◆ **EXERCISE AIM**
Every record below, from first to last, should be copied exactly; leave the pictures out.
::::::
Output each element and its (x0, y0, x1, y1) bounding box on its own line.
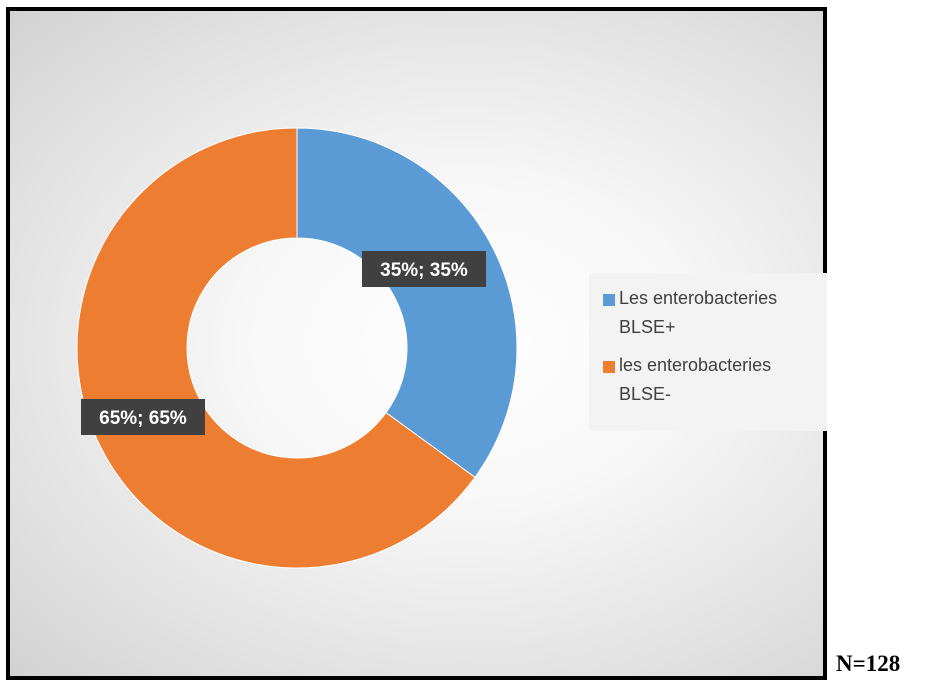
donut-slice-blse-negative (76, 127, 476, 569)
chart-frame: 35%; 35% 65%; 65% Les enterobacteries BLS… (6, 7, 827, 680)
legend-item-blse-positive: Les enterobacteries BLSE+ (603, 288, 827, 342)
data-label-text-blse-positive: 35%; 35% (380, 260, 468, 281)
data-label-blse-positive: 35%; 35% (362, 251, 486, 287)
data-label-blse-negative: 65%; 65% (81, 399, 205, 435)
legend: Les enterobacteries BLSE+ les enterobact… (589, 273, 827, 431)
donut-chart: 35%; 35% 65%; 65% (76, 127, 518, 569)
legend-swatch-blse-negative (603, 361, 615, 373)
data-label-box-blse-positive (362, 251, 486, 287)
legend-swatch-blse-positive (603, 294, 615, 306)
donut-slice-blse-positive (296, 127, 518, 479)
legend-label-blse-negative: les enterobacteries BLSE- (619, 355, 772, 404)
sample-size-label: N=128 (836, 651, 901, 676)
data-label-text-blse-negative: 65%; 65% (99, 408, 187, 429)
data-label-box-blse-negative (81, 399, 205, 435)
legend-item-blse-negative: les enterobacteries BLSE- (603, 355, 827, 409)
legend-label-blse-positive: Les enterobacteries BLSE+ (619, 288, 778, 337)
::::::
◆ **TASK RESULT**
Output each element and its (x0, y0, x1, y1) bounding box on its own line.
donut-slice-blse-negative (76, 127, 476, 569)
chart-frame: 35%; 35% 65%; 65% Les enterobacteries BLS… (6, 7, 827, 680)
legend-item-blse-positive: Les enterobacteries BLSE+ (603, 288, 827, 342)
data-label-text-blse-positive: 35%; 35% (380, 260, 468, 281)
data-label-blse-positive: 35%; 35% (362, 251, 486, 287)
data-label-blse-negative: 65%; 65% (81, 399, 205, 435)
legend: Les enterobacteries BLSE+ les enterobact… (589, 273, 827, 431)
donut-chart: 35%; 35% 65%; 65% (76, 127, 518, 569)
legend-swatch-blse-negative (603, 361, 615, 373)
data-label-box-blse-positive (362, 251, 486, 287)
legend-swatch-blse-positive (603, 294, 615, 306)
donut-slice-blse-positive (296, 127, 518, 479)
legend-label-blse-negative: les enterobacteries BLSE- (619, 355, 772, 404)
sample-size-label: N=128 (836, 651, 901, 676)
data-label-text-blse-negative: 65%; 65% (99, 408, 187, 429)
data-label-box-blse-negative (81, 399, 205, 435)
legend-item-blse-negative: les enterobacteries BLSE- (603, 355, 827, 409)
legend-label-blse-positive: Les enterobacteries BLSE+ (619, 288, 778, 337)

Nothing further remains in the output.